___ DATA SUPPLIED ___

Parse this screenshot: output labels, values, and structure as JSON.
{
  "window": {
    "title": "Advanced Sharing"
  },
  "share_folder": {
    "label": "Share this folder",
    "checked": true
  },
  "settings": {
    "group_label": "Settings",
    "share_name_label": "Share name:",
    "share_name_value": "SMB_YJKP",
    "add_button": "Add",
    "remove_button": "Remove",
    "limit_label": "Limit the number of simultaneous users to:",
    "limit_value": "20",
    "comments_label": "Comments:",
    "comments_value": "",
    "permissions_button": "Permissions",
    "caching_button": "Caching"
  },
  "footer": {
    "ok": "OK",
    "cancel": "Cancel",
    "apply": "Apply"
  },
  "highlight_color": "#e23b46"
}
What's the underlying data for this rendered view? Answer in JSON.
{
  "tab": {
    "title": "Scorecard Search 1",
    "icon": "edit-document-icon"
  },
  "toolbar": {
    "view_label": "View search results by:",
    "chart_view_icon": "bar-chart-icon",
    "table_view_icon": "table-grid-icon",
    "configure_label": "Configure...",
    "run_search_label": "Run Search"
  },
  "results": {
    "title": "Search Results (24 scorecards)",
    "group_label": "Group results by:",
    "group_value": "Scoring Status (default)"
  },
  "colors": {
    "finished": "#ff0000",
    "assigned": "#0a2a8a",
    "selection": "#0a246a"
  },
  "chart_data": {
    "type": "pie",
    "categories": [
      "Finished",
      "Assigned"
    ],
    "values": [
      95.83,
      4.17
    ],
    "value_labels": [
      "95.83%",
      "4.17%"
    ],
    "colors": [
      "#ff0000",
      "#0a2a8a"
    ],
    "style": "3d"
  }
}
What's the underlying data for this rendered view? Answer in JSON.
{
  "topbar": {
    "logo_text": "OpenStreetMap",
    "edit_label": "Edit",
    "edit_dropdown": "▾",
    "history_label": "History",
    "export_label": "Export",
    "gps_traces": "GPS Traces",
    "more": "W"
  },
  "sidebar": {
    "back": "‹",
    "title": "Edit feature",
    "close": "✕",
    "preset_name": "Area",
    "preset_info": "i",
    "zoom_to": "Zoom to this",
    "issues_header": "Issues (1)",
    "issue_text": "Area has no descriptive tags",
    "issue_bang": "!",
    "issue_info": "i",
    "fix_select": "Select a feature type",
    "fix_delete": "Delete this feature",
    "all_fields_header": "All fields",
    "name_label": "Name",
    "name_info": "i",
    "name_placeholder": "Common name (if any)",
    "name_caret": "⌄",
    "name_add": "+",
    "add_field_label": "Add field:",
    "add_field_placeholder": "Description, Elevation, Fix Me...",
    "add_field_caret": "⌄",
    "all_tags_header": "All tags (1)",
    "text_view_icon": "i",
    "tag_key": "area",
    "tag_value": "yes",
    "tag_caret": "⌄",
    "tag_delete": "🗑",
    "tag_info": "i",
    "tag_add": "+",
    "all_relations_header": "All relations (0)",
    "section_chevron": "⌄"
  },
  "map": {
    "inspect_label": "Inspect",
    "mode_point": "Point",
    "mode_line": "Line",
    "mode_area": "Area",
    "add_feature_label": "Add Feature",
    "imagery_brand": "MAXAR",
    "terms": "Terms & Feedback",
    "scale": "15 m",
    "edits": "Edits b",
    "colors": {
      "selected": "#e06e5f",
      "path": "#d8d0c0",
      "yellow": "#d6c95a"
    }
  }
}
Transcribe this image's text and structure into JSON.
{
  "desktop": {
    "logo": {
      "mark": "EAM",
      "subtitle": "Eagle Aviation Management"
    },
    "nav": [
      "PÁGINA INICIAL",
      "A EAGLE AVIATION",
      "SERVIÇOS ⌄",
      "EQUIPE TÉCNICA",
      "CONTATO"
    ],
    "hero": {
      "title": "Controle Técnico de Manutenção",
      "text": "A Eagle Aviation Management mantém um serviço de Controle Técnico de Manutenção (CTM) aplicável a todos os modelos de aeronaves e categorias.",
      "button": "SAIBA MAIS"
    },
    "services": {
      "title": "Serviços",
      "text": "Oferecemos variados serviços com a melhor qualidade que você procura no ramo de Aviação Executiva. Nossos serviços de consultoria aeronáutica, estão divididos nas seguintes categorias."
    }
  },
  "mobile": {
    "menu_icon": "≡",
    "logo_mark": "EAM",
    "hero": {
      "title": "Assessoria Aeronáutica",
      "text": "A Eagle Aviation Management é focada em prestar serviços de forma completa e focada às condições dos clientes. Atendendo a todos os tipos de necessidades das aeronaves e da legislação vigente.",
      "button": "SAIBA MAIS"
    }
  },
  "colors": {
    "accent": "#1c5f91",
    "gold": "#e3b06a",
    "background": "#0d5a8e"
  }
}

___

* WORK REQUIRED: Repeat the data verbatim.

* FINAL RESULT:
Parse this screenshot: output labels, values, and structure as JSON.
{
  "window": {
    "title": "Advanced Sharing"
  },
  "share_folder": {
    "label": "Share this folder",
    "checked": true
  },
  "settings": {
    "group_label": "Settings",
    "share_name_label": "Share name:",
    "share_name_value": "SMB_YJKP",
    "add_button": "Add",
    "remove_button": "Remove",
    "limit_label": "Limit the number of simultaneous users to:",
    "limit_value": "20",
    "comments_label": "Comments:",
    "comments_value": "",
    "permissions_button": "Permissions",
    "caching_button": "Caching"
  },
  "footer": {
    "ok": "OK",
    "cancel": "Cancel",
    "apply": "Apply"
  },
  "highlight_color": "#e23b46"
}
What's the underlying data for this rendered view? Answer in JSON.
{
  "tab": {
    "title": "Scorecard Search 1",
    "icon": "edit-document-icon"
  },
  "toolbar": {
    "view_label": "View search results by:",
    "chart_view_icon": "bar-chart-icon",
    "table_view_icon": "table-grid-icon",
    "configure_label": "Configure...",
    "run_search_label": "Run Search"
  },
  "results": {
    "title": "Search Results (24 scorecards)",
    "group_label": "Group results by:",
    "group_value": "Scoring Status (default)"
  },
  "colors": {
    "finished": "#ff0000",
    "assigned": "#0a2a8a",
    "selection": "#0a246a"
  },
  "chart_data": {
    "type": "pie",
    "categories": [
      "Finished",
      "Assigned"
    ],
    "values": [
      95.83,
      4.17
    ],
    "value_labels": [
      "95.83%",
      "4.17%"
    ],
    "colors": [
      "#ff0000",
      "#0a2a8a"
    ],
    "style": "3d"
  }
}
What's the underlying data for this rendered view? Answer in JSON.
{
  "topbar": {
    "logo_text": "OpenStreetMap",
    "edit_label": "Edit",
    "edit_dropdown": "▾",
    "history_label": "History",
    "export_label": "Export",
    "gps_traces": "GPS Traces",
    "more": "W"
  },
  "sidebar": {
    "back": "‹",
    "title": "Edit feature",
    "close": "✕",
    "preset_name": "Area",
    "preset_info": "i",
    "zoom_to": "Zoom to this",
    "issues_header": "Issues (1)",
    "issue_text": "Area has no descriptive tags",
    "issue_bang": "!",
    "issue_info": "i",
    "fix_select": "Select a feature type",
    "fix_delete": "Delete this feature",
    "all_fields_header": "All fields",
    "name_label": "Name",
    "name_info": "i",
    "name_placeholder": "Common name (if any)",
    "name_caret": "⌄",
    "name_add": "+",
    "add_field_label": "Add field:",
    "add_field_placeholder": "Description, Elevation, Fix Me...",
    "add_field_caret": "⌄",
    "all_tags_header": "All tags (1)",
    "text_view_icon": "i",
    "tag_key": "area",
    "tag_value": "yes",
    "tag_caret": "⌄",
    "tag_delete": "🗑",
    "tag_info": "i",
    "tag_add": "+",
    "all_relations_header": "All relations (0)",
    "section_chevron": "⌄"
  },
  "map": {
    "inspect_label": "Inspect",
    "mode_point": "Point",
    "mode_line": "Line",
    "mode_area": "Area",
    "add_feature_label": "Add Feature",
    "imagery_brand": "MAXAR",
    "terms": "Terms & Feedback",
    "scale": "15 m",
    "edits": "Edits b",
    "colors": {
      "selected": "#e06e5f",
      "path": "#d8d0c0",
      "yellow": "#d6c95a"
    }
  }
}
Transcribe this image's text and structure into JSON.
{
  "desktop": {
    "logo": {
      "mark": "EAM",
      "subtitle": "Eagle Aviation Management"
    },
    "nav": [
      "PÁGINA INICIAL",
      "A EAGLE AVIATION",
      "SERVIÇOS ⌄",
      "EQUIPE TÉCNICA",
      "CONTATO"
    ],
    "hero": {
      "title": "Controle Técnico de Manutenção",
      "text": "A Eagle Aviation Management mantém um serviço de Controle Técnico de Manutenção (CTM) aplicável a todos os modelos de aeronaves e categorias.",
      "button": "SAIBA MAIS"
    },
    "services": {
      "title": "Serviços",
      "text": "Oferecemos variados serviços com a melhor qualidade que você procura no ramo de Aviação Executiva. Nossos serviços de consultoria aeronáutica, estão divididos nas seguintes categorias."
    }
  },
  "mobile": {
    "menu_icon": "≡",
    "logo_mark": "EAM",
    "hero": {
      "title": "Assessoria Aeronáutica",
      "text": "A Eagle Aviation Management é focada em prestar serviços de forma completa e focada às condições dos clientes. Atendendo a todos os tipos de necessidades das aeronaves e da legislação vigente.",
      "button": "SAIBA MAIS"
    }
  },
  "colors": {
    "accent": "#1c5f91",
    "gold": "#e3b06a",
    "background": "#0d5a8e"
  }
}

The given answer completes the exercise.